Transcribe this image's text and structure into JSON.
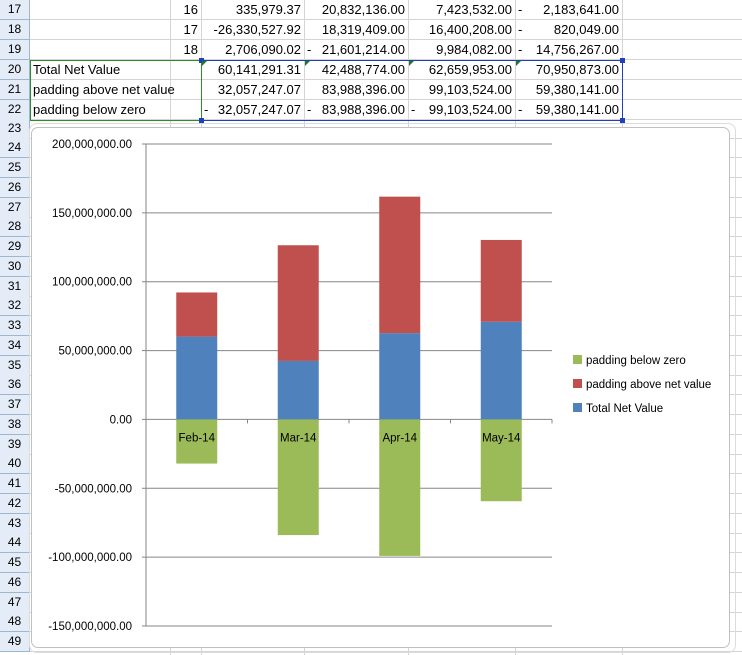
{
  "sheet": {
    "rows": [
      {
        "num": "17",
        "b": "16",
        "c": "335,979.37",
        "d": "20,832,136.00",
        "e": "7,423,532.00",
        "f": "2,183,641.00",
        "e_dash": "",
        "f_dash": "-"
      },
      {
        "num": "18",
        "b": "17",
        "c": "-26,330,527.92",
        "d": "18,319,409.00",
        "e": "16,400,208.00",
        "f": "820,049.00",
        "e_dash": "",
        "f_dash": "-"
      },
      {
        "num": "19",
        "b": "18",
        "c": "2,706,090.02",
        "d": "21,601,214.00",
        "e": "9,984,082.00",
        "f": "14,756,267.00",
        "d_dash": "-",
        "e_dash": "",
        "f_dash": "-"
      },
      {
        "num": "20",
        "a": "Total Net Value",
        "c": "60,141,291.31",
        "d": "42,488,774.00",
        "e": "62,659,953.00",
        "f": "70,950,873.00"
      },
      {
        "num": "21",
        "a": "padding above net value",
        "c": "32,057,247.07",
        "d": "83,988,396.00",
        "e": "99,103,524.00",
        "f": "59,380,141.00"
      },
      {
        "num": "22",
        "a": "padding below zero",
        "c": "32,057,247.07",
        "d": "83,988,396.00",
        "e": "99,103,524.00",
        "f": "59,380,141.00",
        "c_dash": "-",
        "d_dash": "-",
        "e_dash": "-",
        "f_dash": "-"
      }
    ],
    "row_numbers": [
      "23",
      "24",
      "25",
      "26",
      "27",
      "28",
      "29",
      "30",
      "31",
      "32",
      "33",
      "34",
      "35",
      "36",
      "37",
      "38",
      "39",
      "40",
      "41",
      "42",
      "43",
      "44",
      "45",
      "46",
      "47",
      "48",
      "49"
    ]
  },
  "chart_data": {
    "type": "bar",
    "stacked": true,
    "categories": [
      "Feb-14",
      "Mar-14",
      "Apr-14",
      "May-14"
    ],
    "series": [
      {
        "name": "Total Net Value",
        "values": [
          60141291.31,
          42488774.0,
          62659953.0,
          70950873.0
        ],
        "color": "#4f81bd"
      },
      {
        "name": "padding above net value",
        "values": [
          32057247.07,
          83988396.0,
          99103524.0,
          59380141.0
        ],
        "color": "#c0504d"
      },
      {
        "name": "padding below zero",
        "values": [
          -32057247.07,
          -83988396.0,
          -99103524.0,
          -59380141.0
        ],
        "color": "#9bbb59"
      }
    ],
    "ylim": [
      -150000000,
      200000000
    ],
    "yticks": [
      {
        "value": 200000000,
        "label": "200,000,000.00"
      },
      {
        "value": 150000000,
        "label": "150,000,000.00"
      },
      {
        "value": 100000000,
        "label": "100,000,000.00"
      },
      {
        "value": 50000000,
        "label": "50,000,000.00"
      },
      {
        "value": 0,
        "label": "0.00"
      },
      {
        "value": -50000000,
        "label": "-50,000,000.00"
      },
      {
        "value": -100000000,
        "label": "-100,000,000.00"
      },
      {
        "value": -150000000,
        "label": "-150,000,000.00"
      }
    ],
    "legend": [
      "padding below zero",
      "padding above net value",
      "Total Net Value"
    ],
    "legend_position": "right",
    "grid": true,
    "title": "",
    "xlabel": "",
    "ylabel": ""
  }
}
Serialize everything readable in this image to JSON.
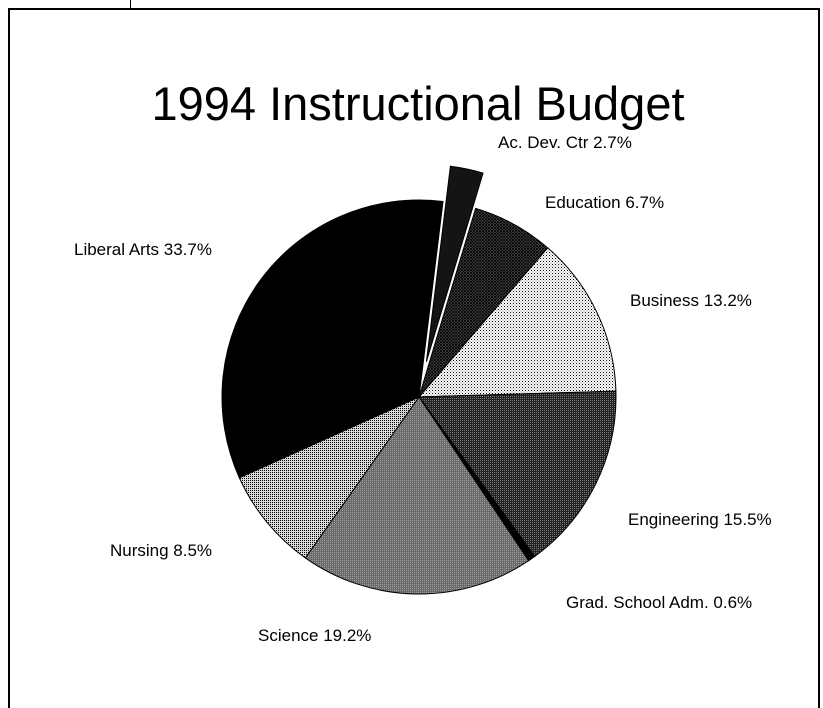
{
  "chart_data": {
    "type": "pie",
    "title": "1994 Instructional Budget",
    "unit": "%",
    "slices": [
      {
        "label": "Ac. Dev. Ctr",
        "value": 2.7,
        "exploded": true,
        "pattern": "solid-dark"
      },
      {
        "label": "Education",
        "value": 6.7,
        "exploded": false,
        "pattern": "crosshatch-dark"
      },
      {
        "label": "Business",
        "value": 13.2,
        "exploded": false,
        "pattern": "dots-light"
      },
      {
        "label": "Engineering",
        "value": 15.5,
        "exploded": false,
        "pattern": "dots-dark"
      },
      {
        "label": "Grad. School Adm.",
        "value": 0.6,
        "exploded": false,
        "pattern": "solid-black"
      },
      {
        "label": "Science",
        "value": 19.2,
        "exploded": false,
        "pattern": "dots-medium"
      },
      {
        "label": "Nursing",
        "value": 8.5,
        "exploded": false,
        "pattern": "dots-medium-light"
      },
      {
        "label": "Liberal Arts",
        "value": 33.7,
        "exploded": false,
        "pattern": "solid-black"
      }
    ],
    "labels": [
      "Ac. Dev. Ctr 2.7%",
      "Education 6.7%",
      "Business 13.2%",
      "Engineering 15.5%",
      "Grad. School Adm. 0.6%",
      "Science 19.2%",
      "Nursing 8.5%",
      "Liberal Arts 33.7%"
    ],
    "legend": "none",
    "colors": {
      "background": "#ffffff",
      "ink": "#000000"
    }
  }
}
■ ■ ■ ■
■ STATED TASK
List the lines of the records where "Engineering" occurs.

■ WRITTEN SOLUTION
        "label": "Engineering",
      "Engineering 15.5%",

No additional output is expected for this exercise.